*GIVEN EXERCISE*. Look through the material below for "title". Copy every line that contains it.

*DATA EXTRACT*.
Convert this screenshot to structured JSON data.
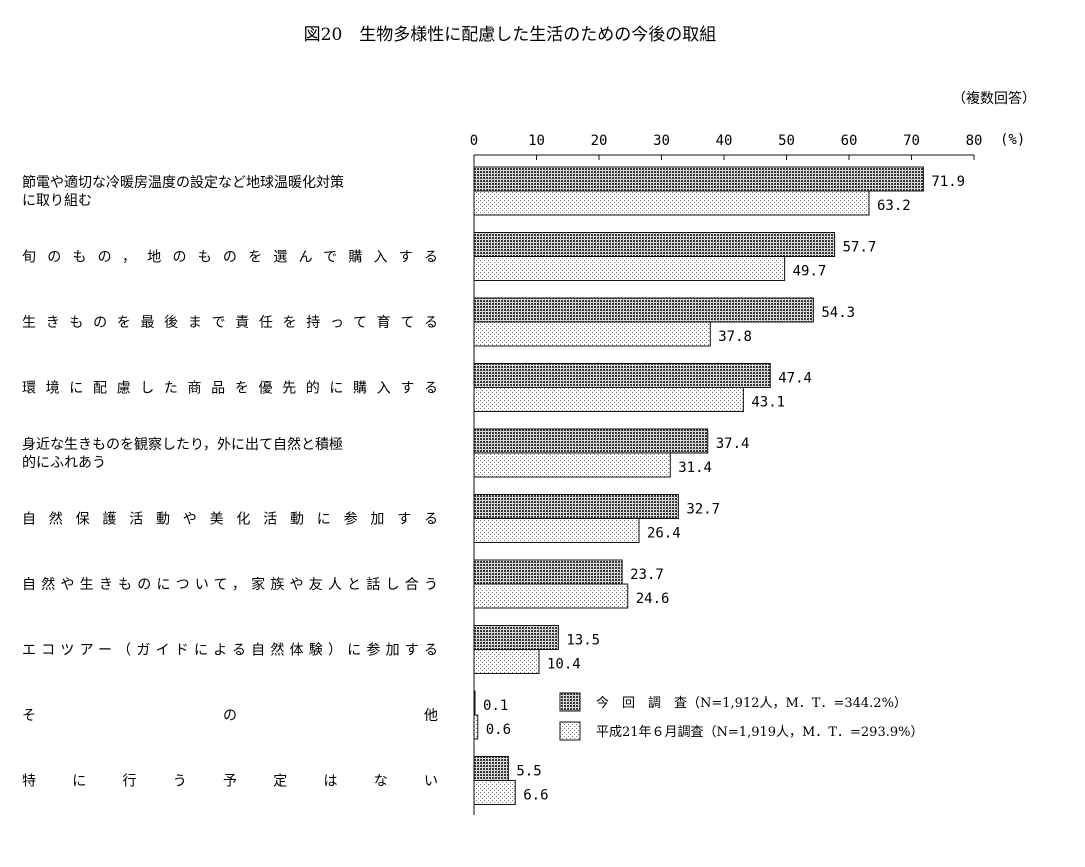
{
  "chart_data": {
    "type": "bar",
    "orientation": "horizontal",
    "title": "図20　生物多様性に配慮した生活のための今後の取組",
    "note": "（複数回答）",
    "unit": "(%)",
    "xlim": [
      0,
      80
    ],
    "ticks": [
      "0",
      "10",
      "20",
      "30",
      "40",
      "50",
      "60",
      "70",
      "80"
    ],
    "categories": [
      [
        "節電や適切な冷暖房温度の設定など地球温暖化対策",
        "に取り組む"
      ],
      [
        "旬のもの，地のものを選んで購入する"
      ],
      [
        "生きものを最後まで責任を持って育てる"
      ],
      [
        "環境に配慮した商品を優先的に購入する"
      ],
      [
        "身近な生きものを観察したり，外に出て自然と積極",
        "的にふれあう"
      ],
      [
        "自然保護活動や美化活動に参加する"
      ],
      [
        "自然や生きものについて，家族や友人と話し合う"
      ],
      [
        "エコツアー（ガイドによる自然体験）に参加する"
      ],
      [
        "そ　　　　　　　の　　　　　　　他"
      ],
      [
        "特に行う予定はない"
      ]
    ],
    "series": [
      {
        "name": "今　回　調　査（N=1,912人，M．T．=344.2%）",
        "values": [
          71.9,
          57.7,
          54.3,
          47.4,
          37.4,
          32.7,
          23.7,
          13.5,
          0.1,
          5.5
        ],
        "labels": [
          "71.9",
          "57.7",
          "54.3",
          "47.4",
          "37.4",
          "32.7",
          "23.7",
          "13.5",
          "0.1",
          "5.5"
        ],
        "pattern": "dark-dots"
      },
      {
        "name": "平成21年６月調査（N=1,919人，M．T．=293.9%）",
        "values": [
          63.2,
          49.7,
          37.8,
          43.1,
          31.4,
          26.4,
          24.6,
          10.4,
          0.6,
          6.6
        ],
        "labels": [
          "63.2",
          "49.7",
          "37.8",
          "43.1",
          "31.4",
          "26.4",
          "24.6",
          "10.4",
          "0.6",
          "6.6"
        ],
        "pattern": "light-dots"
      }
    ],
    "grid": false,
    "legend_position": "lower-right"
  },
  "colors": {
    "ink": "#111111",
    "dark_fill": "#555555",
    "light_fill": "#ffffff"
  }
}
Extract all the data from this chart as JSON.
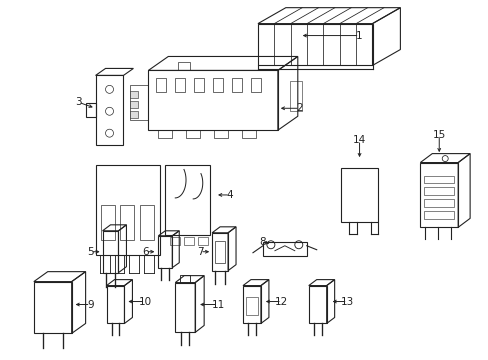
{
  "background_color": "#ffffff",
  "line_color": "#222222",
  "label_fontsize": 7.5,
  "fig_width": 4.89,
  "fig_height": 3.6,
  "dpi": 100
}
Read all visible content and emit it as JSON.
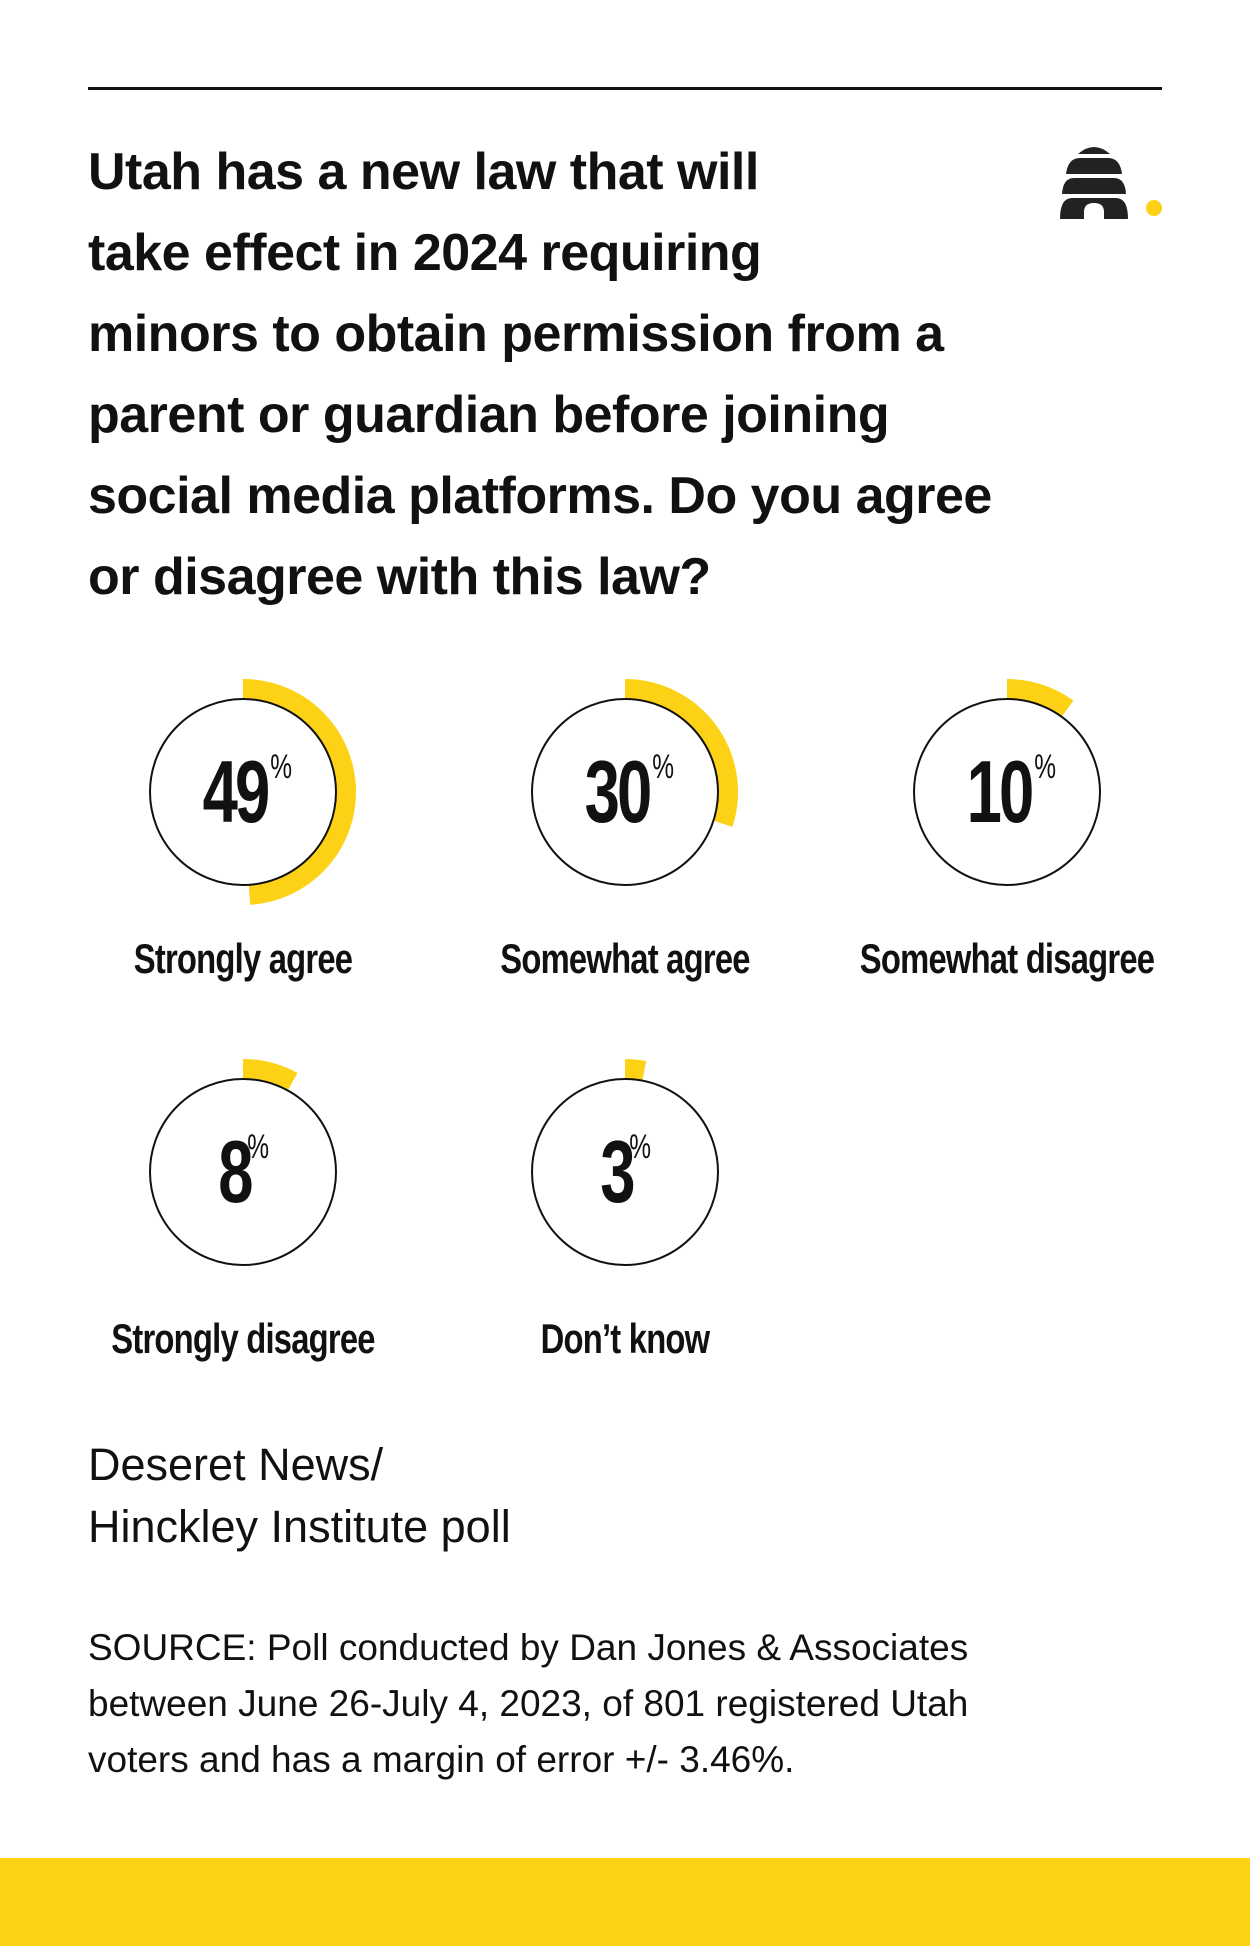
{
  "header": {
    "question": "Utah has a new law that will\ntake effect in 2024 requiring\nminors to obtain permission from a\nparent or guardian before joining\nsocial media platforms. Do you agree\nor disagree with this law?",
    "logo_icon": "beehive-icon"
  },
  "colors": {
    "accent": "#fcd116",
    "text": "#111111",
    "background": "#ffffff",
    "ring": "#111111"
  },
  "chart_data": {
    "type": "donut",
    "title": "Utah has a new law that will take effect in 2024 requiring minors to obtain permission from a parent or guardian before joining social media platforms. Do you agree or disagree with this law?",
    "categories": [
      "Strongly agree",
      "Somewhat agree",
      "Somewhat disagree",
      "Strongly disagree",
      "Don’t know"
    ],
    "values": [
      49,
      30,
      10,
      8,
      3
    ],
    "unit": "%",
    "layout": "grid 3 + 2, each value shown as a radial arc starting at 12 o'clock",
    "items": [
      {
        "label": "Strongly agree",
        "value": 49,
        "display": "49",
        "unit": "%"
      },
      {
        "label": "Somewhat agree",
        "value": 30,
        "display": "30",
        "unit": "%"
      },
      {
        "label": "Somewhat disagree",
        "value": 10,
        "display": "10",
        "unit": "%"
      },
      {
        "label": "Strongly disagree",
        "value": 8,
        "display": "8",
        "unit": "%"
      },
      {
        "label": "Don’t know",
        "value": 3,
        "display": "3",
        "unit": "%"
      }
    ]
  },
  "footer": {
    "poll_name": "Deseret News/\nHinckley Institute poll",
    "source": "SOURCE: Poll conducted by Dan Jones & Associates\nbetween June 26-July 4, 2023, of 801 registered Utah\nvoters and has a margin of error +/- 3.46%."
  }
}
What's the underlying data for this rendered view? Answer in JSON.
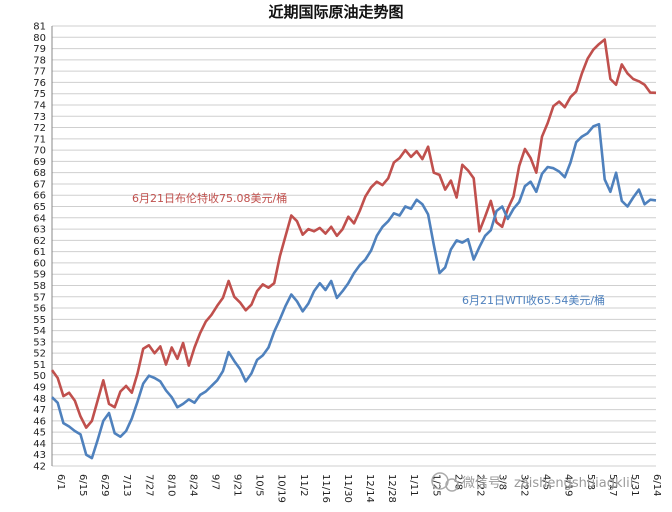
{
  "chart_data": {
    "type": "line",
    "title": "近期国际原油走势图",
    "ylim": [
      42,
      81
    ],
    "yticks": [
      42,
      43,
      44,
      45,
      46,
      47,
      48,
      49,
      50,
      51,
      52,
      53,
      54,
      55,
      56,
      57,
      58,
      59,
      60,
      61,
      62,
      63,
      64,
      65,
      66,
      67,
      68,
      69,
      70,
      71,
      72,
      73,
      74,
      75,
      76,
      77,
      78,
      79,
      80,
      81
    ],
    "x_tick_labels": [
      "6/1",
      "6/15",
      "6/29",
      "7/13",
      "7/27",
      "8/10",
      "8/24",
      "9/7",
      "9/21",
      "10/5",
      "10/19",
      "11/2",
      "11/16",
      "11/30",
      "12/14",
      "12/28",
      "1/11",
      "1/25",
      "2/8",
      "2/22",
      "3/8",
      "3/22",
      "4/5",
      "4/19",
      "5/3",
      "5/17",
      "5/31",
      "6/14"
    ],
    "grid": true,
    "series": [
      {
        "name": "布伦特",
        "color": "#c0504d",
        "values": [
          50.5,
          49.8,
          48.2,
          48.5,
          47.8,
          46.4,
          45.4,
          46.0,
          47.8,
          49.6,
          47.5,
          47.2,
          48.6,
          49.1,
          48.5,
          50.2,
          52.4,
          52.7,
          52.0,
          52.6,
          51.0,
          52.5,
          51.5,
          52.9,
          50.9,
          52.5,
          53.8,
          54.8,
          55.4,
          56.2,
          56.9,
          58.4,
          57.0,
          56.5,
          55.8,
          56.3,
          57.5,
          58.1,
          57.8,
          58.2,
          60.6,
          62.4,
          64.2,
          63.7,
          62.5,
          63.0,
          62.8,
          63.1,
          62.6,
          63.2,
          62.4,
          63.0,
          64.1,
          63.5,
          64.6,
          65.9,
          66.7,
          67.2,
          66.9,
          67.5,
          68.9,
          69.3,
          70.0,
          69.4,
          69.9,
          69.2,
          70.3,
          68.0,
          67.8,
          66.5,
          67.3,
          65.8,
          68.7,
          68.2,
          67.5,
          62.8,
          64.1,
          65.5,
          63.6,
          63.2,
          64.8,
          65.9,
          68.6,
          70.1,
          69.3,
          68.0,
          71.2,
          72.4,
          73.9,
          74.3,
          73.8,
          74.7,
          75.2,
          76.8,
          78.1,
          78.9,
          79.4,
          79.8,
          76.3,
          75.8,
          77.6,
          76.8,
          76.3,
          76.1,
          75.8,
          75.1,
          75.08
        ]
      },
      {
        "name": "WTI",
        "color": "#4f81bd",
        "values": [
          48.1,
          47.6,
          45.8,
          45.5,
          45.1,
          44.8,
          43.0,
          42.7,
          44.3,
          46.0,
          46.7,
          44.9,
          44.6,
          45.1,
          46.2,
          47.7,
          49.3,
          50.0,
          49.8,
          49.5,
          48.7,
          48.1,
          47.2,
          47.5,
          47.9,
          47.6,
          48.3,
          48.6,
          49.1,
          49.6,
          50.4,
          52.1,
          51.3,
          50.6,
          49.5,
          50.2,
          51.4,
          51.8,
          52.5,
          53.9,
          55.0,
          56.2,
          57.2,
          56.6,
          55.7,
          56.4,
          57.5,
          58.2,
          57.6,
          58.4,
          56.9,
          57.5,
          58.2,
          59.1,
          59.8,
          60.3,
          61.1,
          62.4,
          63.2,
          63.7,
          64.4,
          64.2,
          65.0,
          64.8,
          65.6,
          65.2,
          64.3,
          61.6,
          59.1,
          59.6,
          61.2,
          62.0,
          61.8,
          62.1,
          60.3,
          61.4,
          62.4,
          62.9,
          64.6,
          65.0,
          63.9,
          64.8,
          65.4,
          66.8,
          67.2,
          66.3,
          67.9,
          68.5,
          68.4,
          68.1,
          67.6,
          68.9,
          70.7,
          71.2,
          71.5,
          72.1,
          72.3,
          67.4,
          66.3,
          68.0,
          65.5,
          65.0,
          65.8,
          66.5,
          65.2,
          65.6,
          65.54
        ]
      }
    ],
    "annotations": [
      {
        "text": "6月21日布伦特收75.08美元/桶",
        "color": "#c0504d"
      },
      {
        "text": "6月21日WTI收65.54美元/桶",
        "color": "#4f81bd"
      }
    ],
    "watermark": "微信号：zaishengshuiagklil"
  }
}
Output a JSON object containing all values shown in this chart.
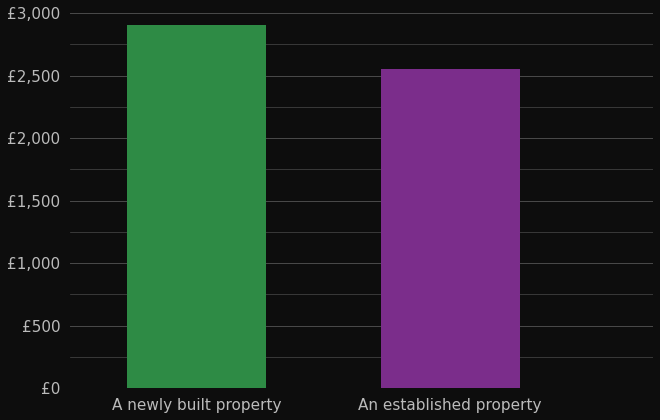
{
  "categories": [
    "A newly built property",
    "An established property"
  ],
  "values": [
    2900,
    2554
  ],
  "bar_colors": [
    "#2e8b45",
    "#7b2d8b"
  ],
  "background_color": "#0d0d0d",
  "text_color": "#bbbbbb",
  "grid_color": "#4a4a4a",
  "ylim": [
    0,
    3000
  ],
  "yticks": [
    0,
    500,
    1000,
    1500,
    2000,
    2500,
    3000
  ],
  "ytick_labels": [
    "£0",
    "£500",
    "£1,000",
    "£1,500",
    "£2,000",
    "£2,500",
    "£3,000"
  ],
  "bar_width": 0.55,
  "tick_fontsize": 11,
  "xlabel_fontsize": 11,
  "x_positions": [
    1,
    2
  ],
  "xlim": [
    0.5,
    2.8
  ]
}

*EXERCISE RESULT*.
    "title": "図20　生物多様性に配慮した生活のための今後の取組",
    "title": "Utah has a new law that will take effect in 2024 requiring minors to obtain permission from a parent or guardian before joining social media platforms. Do you agree or disagree with this law?",
    "title": "近期国际原油走势图",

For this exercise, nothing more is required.